Saved data entries:
━━━
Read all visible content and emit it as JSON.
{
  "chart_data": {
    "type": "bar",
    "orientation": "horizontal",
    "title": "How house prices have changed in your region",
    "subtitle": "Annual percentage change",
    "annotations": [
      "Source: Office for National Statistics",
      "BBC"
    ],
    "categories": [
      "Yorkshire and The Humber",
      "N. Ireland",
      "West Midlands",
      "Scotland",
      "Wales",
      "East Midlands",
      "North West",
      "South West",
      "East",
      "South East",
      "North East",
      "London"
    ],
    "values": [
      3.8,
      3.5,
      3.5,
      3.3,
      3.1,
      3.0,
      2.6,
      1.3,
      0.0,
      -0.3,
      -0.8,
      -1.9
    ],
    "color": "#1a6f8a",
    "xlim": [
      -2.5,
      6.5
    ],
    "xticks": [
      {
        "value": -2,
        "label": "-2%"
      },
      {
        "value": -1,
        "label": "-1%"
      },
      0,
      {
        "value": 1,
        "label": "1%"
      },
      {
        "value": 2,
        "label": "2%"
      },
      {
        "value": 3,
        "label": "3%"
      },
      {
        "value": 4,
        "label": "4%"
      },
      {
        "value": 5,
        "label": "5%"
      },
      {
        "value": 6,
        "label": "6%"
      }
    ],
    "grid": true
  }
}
━━━
→ **WHAT IS REQUIRED**
Word for word, restate all of the data shown above.

→ **EXERCISE RESPONSE**
Read all visible content and emit it as JSON.
{
  "chart_data": {
    "type": "bar",
    "orientation": "horizontal",
    "title": "How house prices have changed in your region",
    "subtitle": "Annual percentage change",
    "annotations": [
      "Source: Office for National Statistics",
      "BBC"
    ],
    "categories": [
      "Yorkshire and The Humber",
      "N. Ireland",
      "West Midlands",
      "Scotland",
      "Wales",
      "East Midlands",
      "North West",
      "South West",
      "East",
      "South East",
      "North East",
      "London"
    ],
    "values": [
      3.8,
      3.5,
      3.5,
      3.3,
      3.1,
      3.0,
      2.6,
      1.3,
      0.0,
      -0.3,
      -0.8,
      -1.9
    ],
    "color": "#1a6f8a",
    "xlim": [
      -2.5,
      6.5
    ],
    "xticks": [
      {
        "value": -2,
        "label": "-2%"
      },
      {
        "value": -1,
        "label": "-1%"
      },
      0,
      {
        "value": 1,
        "label": "1%"
      },
      {
        "value": 2,
        "label": "2%"
      },
      {
        "value": 3,
        "label": "3%"
      },
      {
        "value": 4,
        "label": "4%"
      },
      {
        "value": 5,
        "label": "5%"
      },
      {
        "value": 6,
        "label": "6%"
      }
    ],
    "grid": true
  }
}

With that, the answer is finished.